◆ PROBLEM REQUIREMENTS ◆
Count the lines below that contain "them". Give only the number.

A block of data:
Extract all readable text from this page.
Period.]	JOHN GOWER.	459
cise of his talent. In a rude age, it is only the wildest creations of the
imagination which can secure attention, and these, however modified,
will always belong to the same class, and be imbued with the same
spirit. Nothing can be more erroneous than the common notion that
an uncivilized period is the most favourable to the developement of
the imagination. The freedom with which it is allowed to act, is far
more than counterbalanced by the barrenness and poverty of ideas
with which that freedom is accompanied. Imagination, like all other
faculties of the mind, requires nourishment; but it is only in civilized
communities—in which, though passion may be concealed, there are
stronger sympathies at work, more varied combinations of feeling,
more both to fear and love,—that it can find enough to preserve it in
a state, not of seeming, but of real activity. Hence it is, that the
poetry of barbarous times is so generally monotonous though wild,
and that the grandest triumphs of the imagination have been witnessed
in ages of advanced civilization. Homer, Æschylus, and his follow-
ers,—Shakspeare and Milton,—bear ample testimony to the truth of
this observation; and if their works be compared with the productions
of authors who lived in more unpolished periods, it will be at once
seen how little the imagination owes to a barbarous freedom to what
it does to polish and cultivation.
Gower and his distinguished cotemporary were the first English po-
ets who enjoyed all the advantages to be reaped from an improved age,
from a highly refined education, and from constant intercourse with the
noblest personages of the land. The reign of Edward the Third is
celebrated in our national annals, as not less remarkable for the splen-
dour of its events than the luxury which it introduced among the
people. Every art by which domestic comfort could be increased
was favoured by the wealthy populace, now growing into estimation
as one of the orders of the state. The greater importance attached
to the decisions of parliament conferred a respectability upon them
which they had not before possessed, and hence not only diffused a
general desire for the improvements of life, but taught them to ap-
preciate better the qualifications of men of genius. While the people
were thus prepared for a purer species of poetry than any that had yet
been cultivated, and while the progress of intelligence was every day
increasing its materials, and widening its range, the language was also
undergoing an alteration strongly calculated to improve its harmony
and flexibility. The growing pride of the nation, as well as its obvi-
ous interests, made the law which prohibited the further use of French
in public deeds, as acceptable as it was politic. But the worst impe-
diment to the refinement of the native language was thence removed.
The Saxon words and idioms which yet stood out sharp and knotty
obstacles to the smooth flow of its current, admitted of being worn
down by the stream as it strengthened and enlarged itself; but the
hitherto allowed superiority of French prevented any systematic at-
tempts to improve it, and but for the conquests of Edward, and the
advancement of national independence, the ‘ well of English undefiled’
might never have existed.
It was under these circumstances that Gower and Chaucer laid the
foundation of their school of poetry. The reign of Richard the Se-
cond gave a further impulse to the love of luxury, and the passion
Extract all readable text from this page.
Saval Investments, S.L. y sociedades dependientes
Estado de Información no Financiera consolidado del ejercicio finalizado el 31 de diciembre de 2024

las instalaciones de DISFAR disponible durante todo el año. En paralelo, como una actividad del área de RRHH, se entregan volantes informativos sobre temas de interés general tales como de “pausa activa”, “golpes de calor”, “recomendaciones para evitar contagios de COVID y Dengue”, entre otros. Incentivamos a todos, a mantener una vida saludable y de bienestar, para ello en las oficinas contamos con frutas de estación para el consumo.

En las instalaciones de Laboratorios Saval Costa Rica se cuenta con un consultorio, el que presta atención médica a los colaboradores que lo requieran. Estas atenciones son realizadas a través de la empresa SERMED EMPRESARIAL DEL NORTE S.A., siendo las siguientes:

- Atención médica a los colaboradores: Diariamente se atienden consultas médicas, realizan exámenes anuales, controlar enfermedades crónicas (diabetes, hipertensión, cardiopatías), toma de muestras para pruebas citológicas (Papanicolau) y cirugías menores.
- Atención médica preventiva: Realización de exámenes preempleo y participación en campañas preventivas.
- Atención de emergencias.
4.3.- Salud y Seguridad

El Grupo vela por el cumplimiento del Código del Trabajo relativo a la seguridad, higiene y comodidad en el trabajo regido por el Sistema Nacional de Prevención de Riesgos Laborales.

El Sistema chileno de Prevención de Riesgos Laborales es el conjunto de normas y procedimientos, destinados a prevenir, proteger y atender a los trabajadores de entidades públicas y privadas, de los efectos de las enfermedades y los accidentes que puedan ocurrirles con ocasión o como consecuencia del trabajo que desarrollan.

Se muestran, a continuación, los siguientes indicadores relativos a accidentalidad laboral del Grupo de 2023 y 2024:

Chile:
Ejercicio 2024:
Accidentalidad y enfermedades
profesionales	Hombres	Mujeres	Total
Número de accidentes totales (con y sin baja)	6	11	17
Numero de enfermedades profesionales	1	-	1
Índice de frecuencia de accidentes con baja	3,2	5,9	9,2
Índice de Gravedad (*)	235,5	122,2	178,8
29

◆ RESULT BELOW ◆
2